◆ THE PROBLEM
Word for word, quote the lines from the one containing "Extract all readable text from this page." to the end of the entries below, including both. Leave pictures out.

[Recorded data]
────────

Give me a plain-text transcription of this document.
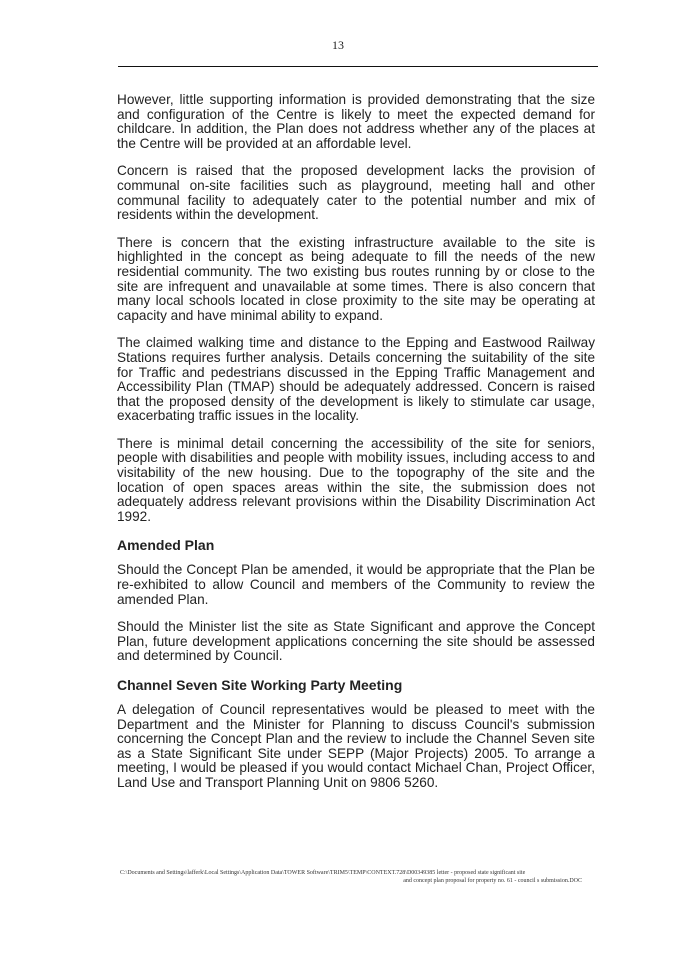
13

However, little supporting information is provided demonstrating that the size and configuration of the Centre is likely to meet the expected demand for childcare. In addition, the Plan does not address whether any of the places at the Centre will be provided at an affordable level.

Concern is raised that the proposed development lacks the provision of communal on-site facilities such as playground, meeting hall and other communal facility to adequately cater to the potential number and mix of residents within the development.

There is concern that the existing infrastructure available to the site is highlighted in the concept as being adequate to fill the needs of the new residential community. The two existing bus routes running by or close to the site are infrequent and unavailable at some times. There is also concern that many local schools located in close proximity to the site may be operating at capacity and have minimal ability to expand.

The claimed walking time and distance to the Epping and Eastwood Railway Stations requires further analysis. Details concerning the suitability of the site for Traffic and pedestrians discussed in the Epping Traffic Management and Accessibility Plan (TMAP) should be adequately addressed. Concern is raised that the proposed density of the development is likely to stimulate car usage, exacerbating traffic issues in the locality.

There is minimal detail concerning the accessibility of the site for seniors, people with disabilities and people with mobility issues, including access to and visitability of the new housing. Due to the topography of the site and the location of open spaces areas within the site, the submission does not adequately address relevant provisions within the Disability Discrimination Act 1992.

Amended Plan

Should the Concept Plan be amended, it would be appropriate that the Plan be re-exhibited to allow Council and members of the Community to review the amended Plan.

Should the Minister list the site as State Significant and approve the Concept Plan, future development applications concerning the site should be assessed and determined by Council.

Channel Seven Site Working Party Meeting

A delegation of Council representatives would be pleased to meet with the Department and the Minister for Planning to discuss Council's submission concerning the Concept Plan and the review to include the Channel Seven site as a State Significant Site under SEPP (Major Projects) 2005. To arrange a meeting, I would be pleased if you would contact Michael Chan, Project Officer, Land Use and Transport Planning Unit on 9806 5260.

C:\Documents and Settings\lafferk\Local Settings\Application Data\TOWER Software\TRIM5\TEMP\CONTEXT.728\D00349385 letter - proposed state significant site
and concept plan proposal for property no. 61 - council s submission.DOC
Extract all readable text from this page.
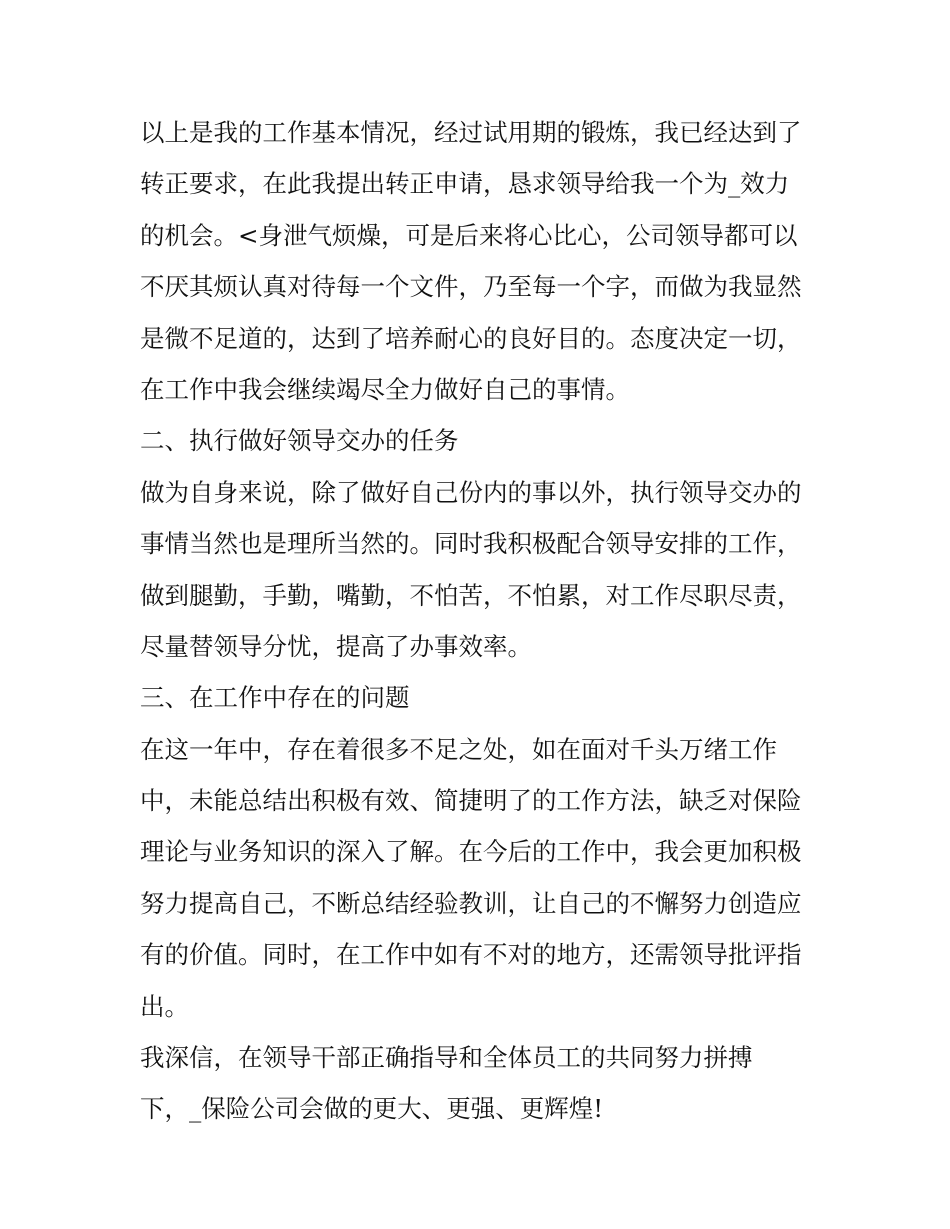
以上是我的工作基本情况，经过试用期的锻炼，我已经达到了
转正要求，在此我提出转正申请，恳求领导给我一个为_效力
的机会。<身泄气烦燥，可是后来将心比心，公司领导都可以
不厌其烦认真对待每一个文件，乃至每一个字，而做为我显然
是微不足道的，达到了培养耐心的良好目的。态度决定一切，
在工作中我会继续竭尽全力做好自己的事情。
二、执行做好领导交办的任务
做为自身来说，除了做好自己份内的事以外，执行领导交办的
事情当然也是理所当然的。同时我积极配合领导安排的工作，
做到腿勤，手勤，嘴勤，不怕苦，不怕累，对工作尽职尽责，
尽量替领导分忧，提高了办事效率。
三、在工作中存在的问题
在这一年中，存在着很多不足之处，如在面对千头万绪工作
中，未能总结出积极有效、简捷明了的工作方法，缺乏对保险
理论与业务知识的深入了解。在今后的工作中，我会更加积极
努力提高自己，不断总结经验教训，让自己的不懈努力创造应
有的价值。同时，在工作中如有不对的地方，还需领导批评指
出。
我深信，在领导干部正确指导和全体员工的共同努力拼搏
下，_保险公司会做的更大、更强、更辉煌!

────────

◆ RESULT
Extract all readable text from this page.
以上是我的工作基本情况，经过试用期的锻炼，我已经达到了
转正要求，在此我提出转正申请，恳求领导给我一个为_效力
的机会。<身泄气烦燥，可是后来将心比心，公司领导都可以
不厌其烦认真对待每一个文件，乃至每一个字，而做为我显然
是微不足道的，达到了培养耐心的良好目的。态度决定一切，
在工作中我会继续竭尽全力做好自己的事情。
二、执行做好领导交办的任务
做为自身来说，除了做好自己份内的事以外，执行领导交办的
事情当然也是理所当然的。同时我积极配合领导安排的工作，
做到腿勤，手勤，嘴勤，不怕苦，不怕累，对工作尽职尽责，
尽量替领导分忧，提高了办事效率。
三、在工作中存在的问题
在这一年中，存在着很多不足之处，如在面对千头万绪工作
中，未能总结出积极有效、简捷明了的工作方法，缺乏对保险
理论与业务知识的深入了解。在今后的工作中，我会更加积极
努力提高自己，不断总结经验教训，让自己的不懈努力创造应
有的价值。同时，在工作中如有不对的地方，还需领导批评指
出。
我深信，在领导干部正确指导和全体员工的共同努力拼搏
下，_保险公司会做的更大、更强、更辉煌!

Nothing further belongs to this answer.